— Begin EXTRACTED MATERIAL —
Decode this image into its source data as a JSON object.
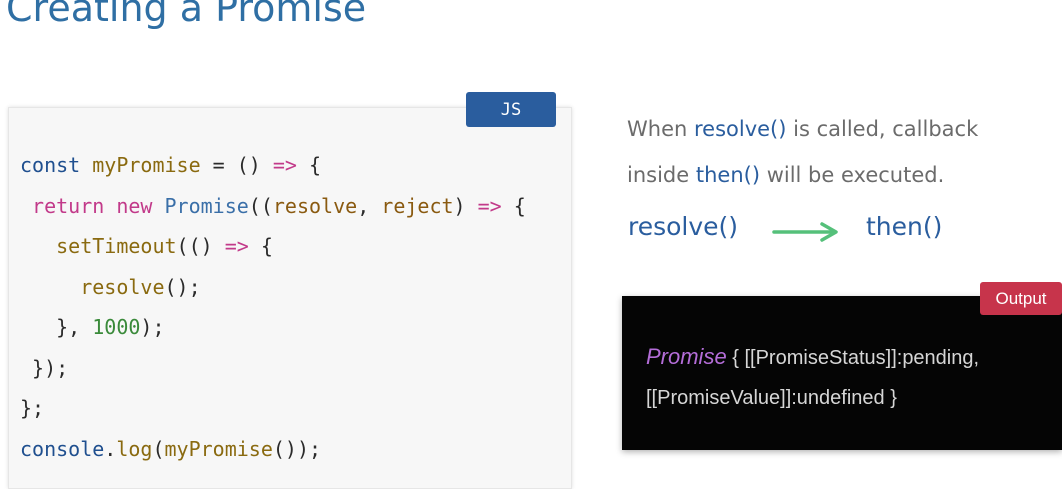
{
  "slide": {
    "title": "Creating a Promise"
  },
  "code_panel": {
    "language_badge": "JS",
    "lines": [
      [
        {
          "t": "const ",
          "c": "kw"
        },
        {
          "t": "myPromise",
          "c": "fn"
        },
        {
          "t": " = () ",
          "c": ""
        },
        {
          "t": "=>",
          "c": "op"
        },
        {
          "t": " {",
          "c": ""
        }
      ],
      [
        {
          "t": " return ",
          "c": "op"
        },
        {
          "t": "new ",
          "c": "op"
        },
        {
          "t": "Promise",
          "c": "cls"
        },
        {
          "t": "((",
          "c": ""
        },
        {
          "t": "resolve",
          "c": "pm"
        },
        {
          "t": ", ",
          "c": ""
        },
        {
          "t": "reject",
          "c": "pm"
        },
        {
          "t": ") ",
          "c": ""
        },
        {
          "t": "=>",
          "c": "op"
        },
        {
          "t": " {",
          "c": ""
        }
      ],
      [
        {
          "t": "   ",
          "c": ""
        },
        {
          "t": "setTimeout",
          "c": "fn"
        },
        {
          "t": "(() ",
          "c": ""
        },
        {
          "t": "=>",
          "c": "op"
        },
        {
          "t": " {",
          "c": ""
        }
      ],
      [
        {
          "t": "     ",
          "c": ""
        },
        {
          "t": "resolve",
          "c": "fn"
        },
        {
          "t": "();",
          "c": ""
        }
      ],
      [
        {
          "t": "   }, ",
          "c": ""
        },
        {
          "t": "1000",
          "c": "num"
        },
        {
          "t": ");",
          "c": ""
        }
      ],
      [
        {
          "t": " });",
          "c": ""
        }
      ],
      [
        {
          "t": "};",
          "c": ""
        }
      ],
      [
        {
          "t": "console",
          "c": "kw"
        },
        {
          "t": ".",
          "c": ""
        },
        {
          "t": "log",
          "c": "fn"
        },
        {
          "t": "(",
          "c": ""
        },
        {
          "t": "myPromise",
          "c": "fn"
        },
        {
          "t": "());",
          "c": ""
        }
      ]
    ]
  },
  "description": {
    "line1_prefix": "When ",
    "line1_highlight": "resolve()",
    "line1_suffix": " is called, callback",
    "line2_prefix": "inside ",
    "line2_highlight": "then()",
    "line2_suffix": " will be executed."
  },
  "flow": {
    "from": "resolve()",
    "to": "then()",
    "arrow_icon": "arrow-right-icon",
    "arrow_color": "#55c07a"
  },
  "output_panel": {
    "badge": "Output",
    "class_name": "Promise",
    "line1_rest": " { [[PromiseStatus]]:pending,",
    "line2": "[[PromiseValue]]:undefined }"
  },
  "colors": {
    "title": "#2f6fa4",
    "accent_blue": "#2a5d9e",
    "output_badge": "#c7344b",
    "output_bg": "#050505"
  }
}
— End EXTRACTED MATERIAL —
— Begin EXTRACTED MATERIAL —
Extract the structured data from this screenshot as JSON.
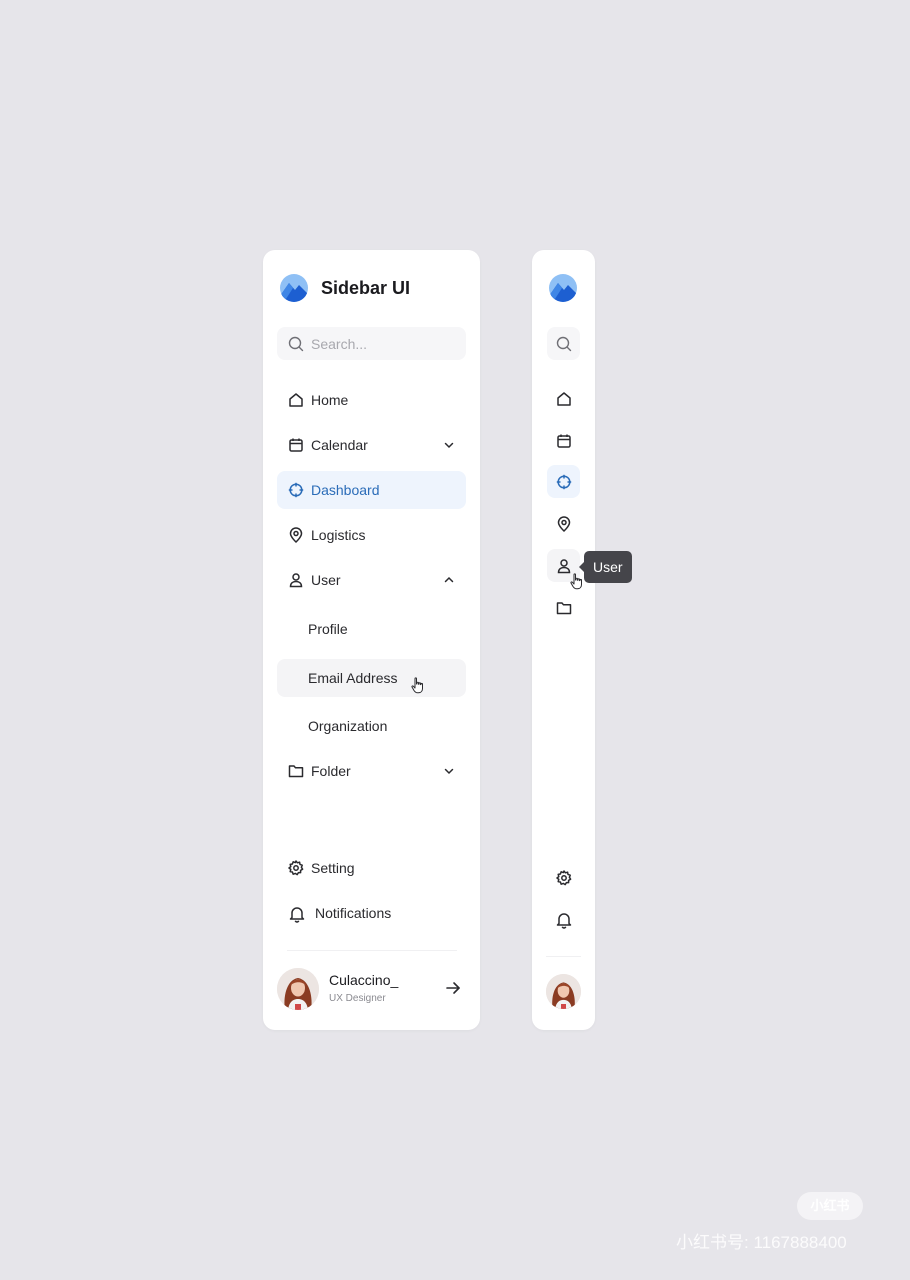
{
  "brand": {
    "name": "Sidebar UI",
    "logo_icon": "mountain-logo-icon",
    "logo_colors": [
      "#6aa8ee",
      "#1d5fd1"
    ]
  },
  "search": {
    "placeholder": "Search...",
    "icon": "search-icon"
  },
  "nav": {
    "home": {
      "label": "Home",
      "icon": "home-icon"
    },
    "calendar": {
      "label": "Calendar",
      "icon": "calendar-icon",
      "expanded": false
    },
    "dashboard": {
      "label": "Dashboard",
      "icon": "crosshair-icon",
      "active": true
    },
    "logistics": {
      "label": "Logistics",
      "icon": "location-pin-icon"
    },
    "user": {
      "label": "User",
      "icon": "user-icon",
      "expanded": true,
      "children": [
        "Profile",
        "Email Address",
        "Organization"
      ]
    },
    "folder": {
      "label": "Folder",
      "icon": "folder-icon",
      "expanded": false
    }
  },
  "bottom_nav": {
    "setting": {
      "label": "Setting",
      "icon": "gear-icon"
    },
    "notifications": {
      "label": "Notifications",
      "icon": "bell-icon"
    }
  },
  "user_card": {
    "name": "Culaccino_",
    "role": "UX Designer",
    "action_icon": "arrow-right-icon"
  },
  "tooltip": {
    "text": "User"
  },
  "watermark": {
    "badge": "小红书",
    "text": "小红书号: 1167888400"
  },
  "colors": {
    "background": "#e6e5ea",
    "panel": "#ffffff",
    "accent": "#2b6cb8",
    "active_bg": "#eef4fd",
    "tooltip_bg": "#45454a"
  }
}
— End EXTRACTED MATERIAL —
Among the records above, how many lines carry the string "resolve"? Reply with the number alone.

4